Your objective:
Lines that hold the word "pura" should be located and copied.
===== Data to use =====
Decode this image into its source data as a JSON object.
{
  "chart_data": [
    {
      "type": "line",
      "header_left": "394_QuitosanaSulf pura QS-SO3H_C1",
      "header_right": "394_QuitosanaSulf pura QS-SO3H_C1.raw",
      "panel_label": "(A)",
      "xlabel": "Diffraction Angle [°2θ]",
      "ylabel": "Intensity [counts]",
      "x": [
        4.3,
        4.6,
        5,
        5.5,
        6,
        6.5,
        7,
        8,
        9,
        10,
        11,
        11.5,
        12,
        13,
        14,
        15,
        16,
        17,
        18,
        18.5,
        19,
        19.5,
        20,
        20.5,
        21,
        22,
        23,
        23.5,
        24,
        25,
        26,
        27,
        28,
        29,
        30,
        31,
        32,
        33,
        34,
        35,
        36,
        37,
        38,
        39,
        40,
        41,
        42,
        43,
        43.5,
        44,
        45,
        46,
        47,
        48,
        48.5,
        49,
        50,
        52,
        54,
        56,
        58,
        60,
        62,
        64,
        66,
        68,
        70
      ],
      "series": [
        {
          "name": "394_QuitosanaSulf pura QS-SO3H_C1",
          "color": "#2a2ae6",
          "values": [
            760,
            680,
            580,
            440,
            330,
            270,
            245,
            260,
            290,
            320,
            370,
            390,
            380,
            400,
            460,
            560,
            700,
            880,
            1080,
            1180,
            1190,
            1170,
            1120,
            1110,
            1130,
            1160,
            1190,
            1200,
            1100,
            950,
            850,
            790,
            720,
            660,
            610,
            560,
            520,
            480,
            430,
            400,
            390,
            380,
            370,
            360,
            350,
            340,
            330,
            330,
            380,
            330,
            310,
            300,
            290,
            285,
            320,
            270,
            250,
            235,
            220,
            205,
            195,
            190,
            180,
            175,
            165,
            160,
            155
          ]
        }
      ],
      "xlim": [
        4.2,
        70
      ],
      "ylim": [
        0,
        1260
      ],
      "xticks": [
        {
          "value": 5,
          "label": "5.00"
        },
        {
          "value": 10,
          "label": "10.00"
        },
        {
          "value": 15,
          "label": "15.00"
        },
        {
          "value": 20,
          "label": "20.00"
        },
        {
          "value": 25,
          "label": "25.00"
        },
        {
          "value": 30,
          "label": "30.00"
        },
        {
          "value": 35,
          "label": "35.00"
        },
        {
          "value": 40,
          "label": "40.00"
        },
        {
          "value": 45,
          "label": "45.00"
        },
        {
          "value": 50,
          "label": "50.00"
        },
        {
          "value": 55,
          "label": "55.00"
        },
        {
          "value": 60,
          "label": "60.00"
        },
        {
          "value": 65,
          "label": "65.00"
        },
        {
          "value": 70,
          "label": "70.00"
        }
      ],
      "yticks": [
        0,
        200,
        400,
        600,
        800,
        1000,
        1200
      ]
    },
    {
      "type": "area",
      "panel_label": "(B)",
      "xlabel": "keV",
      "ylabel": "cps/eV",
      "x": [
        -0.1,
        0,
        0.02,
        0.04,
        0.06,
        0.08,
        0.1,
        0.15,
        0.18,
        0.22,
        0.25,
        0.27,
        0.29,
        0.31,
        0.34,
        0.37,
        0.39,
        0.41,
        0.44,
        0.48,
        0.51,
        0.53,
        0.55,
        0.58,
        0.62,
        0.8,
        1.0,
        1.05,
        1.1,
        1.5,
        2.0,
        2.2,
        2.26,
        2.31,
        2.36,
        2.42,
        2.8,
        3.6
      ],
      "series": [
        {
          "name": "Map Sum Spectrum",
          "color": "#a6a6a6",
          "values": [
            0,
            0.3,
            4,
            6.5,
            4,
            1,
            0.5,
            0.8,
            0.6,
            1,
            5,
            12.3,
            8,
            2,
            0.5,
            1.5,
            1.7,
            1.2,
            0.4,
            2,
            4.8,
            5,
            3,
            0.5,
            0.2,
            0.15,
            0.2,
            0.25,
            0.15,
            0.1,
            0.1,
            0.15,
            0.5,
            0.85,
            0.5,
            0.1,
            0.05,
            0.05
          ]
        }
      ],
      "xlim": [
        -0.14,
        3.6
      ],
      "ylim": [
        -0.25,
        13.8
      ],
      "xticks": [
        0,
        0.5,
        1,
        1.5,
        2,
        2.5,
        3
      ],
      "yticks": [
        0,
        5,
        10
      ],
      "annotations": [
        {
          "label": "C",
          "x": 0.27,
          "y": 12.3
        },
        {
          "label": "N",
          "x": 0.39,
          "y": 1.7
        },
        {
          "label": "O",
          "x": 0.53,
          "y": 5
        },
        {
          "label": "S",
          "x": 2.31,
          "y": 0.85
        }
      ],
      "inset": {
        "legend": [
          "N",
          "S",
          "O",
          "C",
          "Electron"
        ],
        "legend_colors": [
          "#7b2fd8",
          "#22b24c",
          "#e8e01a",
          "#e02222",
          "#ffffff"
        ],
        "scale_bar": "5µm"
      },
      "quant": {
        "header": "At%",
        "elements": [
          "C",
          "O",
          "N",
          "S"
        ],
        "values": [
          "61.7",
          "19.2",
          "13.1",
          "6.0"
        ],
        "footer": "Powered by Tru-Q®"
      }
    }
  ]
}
=====
Exercise output:
      "header_left": "394_QuitosanaSulf pura QS-SO3H_C1",
      "header_right": "394_QuitosanaSulf pura QS-SO3H_C1.raw",
          "name": "394_QuitosanaSulf pura QS-SO3H_C1",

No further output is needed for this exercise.